#### DIRECTIVE
Every line containing the word "axis" needs to be found and copied.

(Data entries for graphics)
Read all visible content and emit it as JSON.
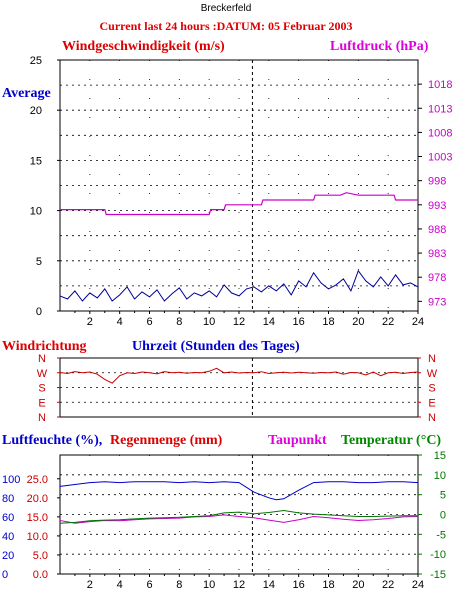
{
  "site_name": "Breckerfeld",
  "header": "Current last 24 hours :DATUM: 05 Februar 2003",
  "colors": {
    "wind": "#000099",
    "pressure": "#cc00cc",
    "direction": "#cc0000",
    "humidity": "#0000cc",
    "rain": "#cc0000",
    "dewpoint": "#cc00cc",
    "temperature": "#007700",
    "title_red": "#dd0000",
    "label_blue": "#0000cc",
    "label_magenta": "#dd00dd",
    "label_green": "#008800",
    "red_ticks": "#cc0000"
  },
  "chart_data": [
    {
      "type": "line",
      "title": "Windgeschwindigkeit (m/s)",
      "title_right": "Luftdruck (hPa)",
      "series_label": "Average",
      "xlim": [
        0,
        24
      ],
      "ylim": [
        0,
        25
      ],
      "ylim_right": [
        971,
        1023
      ],
      "x_ticks": [
        "2",
        "4",
        "6",
        "8",
        "10",
        "12",
        "14",
        "16",
        "18",
        "20",
        "22",
        "24"
      ],
      "y_ticks": [
        "0",
        "5",
        "10",
        "15",
        "20",
        "25"
      ],
      "y_ticks_right": [
        "973",
        "978",
        "983",
        "988",
        "993",
        "998",
        "1003",
        "1008",
        "1013",
        "1018"
      ],
      "series": [
        {
          "name": "Windgeschwindigkeit",
          "axis": "left",
          "x": [
            0,
            0.5,
            1,
            1.5,
            2,
            2.5,
            3,
            3.5,
            4,
            4.5,
            5,
            5.5,
            6,
            6.5,
            7,
            7.5,
            8,
            8.5,
            9,
            9.5,
            10,
            10.5,
            11,
            11.5,
            12,
            12.5,
            13,
            13.5,
            14,
            14.5,
            15,
            15.5,
            16,
            16.5,
            17,
            17.5,
            18,
            18.5,
            19,
            19.5,
            20,
            20.5,
            21,
            21.5,
            22,
            22.5,
            23,
            23.5,
            24
          ],
          "values": [
            1.5,
            1.2,
            2.0,
            1.0,
            1.8,
            1.3,
            2.2,
            1.0,
            1.6,
            2.4,
            1.2,
            1.9,
            1.4,
            2.1,
            1.0,
            1.7,
            2.3,
            1.2,
            1.8,
            1.5,
            2.0,
            1.4,
            2.6,
            1.8,
            1.5,
            2.2,
            2.4,
            1.9,
            2.5,
            2.0,
            2.7,
            1.6,
            3.0,
            2.4,
            3.8,
            2.8,
            2.2,
            2.6,
            3.2,
            2.0,
            4.0,
            3.0,
            2.4,
            3.4,
            2.5,
            3.6,
            2.6,
            2.8,
            2.4
          ]
        },
        {
          "name": "Luftdruck",
          "axis": "right",
          "x": [
            0,
            3,
            3.1,
            8.4,
            8.5,
            10,
            10.1,
            11,
            11.1,
            13.5,
            13.6,
            17,
            17.1,
            18.8,
            19.2,
            20,
            20.1,
            22.4,
            22.5,
            24
          ],
          "values": [
            992,
            992,
            991,
            991,
            991,
            991,
            992,
            992,
            993,
            993,
            994,
            994,
            995,
            995,
            995.5,
            995,
            995,
            995,
            994,
            994
          ]
        }
      ]
    },
    {
      "type": "line",
      "title": "Windrichtung",
      "xlabel": "Uhrzeit (Stunden des Tages)",
      "y_ticks": [
        "N",
        "W",
        "S",
        "E",
        "N"
      ],
      "series": [
        {
          "name": "Windrichtung",
          "x": [
            0,
            0.5,
            1,
            1.5,
            2,
            2.5,
            3,
            3.5,
            4,
            4.5,
            5,
            5.5,
            6,
            6.5,
            7,
            7.5,
            8,
            8.5,
            9,
            9.5,
            10,
            10.5,
            11,
            11.5,
            12,
            12.5,
            13,
            13.5,
            14,
            14.5,
            15,
            15.5,
            16,
            16.5,
            17,
            17.5,
            18,
            18.5,
            19,
            19.5,
            20,
            20.5,
            21,
            21.5,
            22,
            22.5,
            23,
            23.5,
            24
          ],
          "values": [
            0.98,
            1.05,
            0.92,
            1.0,
            0.95,
            1.1,
            1.45,
            1.7,
            1.2,
            1.0,
            1.05,
            0.95,
            1.0,
            1.08,
            0.92,
            1.0,
            0.96,
            1.04,
            0.98,
            1.0,
            0.9,
            0.7,
            1.0,
            0.95,
            1.02,
            0.98,
            1.0,
            0.93,
            1.05,
            1.0,
            0.97,
            1.02,
            0.96,
            1.0,
            1.04,
            0.98,
            1.0,
            0.95,
            1.1,
            0.98,
            1.0,
            1.15,
            0.95,
            1.2,
            1.0,
            0.96,
            1.05,
            0.98,
            0.95
          ]
        }
      ]
    },
    {
      "type": "line",
      "labels": [
        "Luftfeuchte (%),",
        "Regenmenge (mm)",
        "Taupunkt",
        "Temperatur (°C)"
      ],
      "xlim": [
        0,
        24
      ],
      "ylim_humidity": [
        0,
        125
      ],
      "ylim_rain": [
        0,
        31.25
      ],
      "ylim_temperature": [
        -15,
        15
      ],
      "x_ticks": [
        "2",
        "4",
        "6",
        "8",
        "10",
        "12",
        "14",
        "16",
        "18",
        "20",
        "22",
        "24"
      ],
      "y_ticks_humidity": [
        "0",
        "20",
        "40",
        "60",
        "80",
        "100"
      ],
      "y_ticks_rain": [
        "0.0",
        "5.0",
        "10.0",
        "15.0",
        "20.0",
        "25.0"
      ],
      "y_ticks_temperature": [
        "-15",
        "-10",
        "-5",
        "0",
        "5",
        "10",
        "15"
      ],
      "series": [
        {
          "name": "Luftfeuchte",
          "axis": "humidity",
          "x": [
            0,
            1,
            2,
            3,
            4,
            5,
            6,
            7,
            8,
            9,
            10,
            11,
            12,
            13,
            14,
            14.5,
            15,
            16,
            17,
            18,
            19,
            20,
            21,
            22,
            23,
            24
          ],
          "values": [
            92,
            94,
            96,
            97,
            96,
            97,
            97,
            97,
            96,
            97,
            96,
            97,
            96,
            86,
            80,
            78,
            79,
            88,
            96,
            97,
            97,
            96,
            96,
            97,
            97,
            96
          ]
        },
        {
          "name": "Taupunkt",
          "axis": "temperature",
          "x": [
            0,
            1,
            2,
            3,
            4,
            5,
            6,
            7,
            8,
            9,
            10,
            11,
            12,
            13,
            14,
            15,
            16,
            17,
            18,
            19,
            20,
            21,
            22,
            23,
            24
          ],
          "values": [
            -1.5,
            -2.2,
            -1.8,
            -1.5,
            -1.6,
            -1.3,
            -1.1,
            -1.0,
            -0.9,
            -0.6,
            -0.5,
            -0.1,
            -0.5,
            -0.8,
            -1.4,
            -2.0,
            -1.3,
            -0.5,
            -0.8,
            -1.2,
            -1.5,
            -1.3,
            -1.0,
            -0.6,
            -0.5
          ]
        },
        {
          "name": "Temperatur",
          "axis": "temperature",
          "x": [
            0,
            1,
            2,
            3,
            4,
            5,
            6,
            7,
            8,
            9,
            10,
            11,
            12,
            13,
            14,
            15,
            16,
            17,
            18,
            19,
            20,
            21,
            22,
            23,
            24
          ],
          "values": [
            -2.2,
            -2.0,
            -1.6,
            -1.4,
            -1.3,
            -1.1,
            -0.9,
            -0.8,
            -0.7,
            -0.5,
            -0.3,
            0.4,
            0.6,
            0.2,
            0.5,
            1.0,
            0.4,
            0.1,
            -0.1,
            -0.3,
            -0.5,
            -0.5,
            -0.4,
            -0.3,
            -0.3
          ]
        }
      ]
    }
  ]
}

#### OUTPUT FOR THIS TASK
          "axis": "left",
          "axis": "right",
          "axis": "humidity",
          "axis": "temperature",
          "axis": "temperature",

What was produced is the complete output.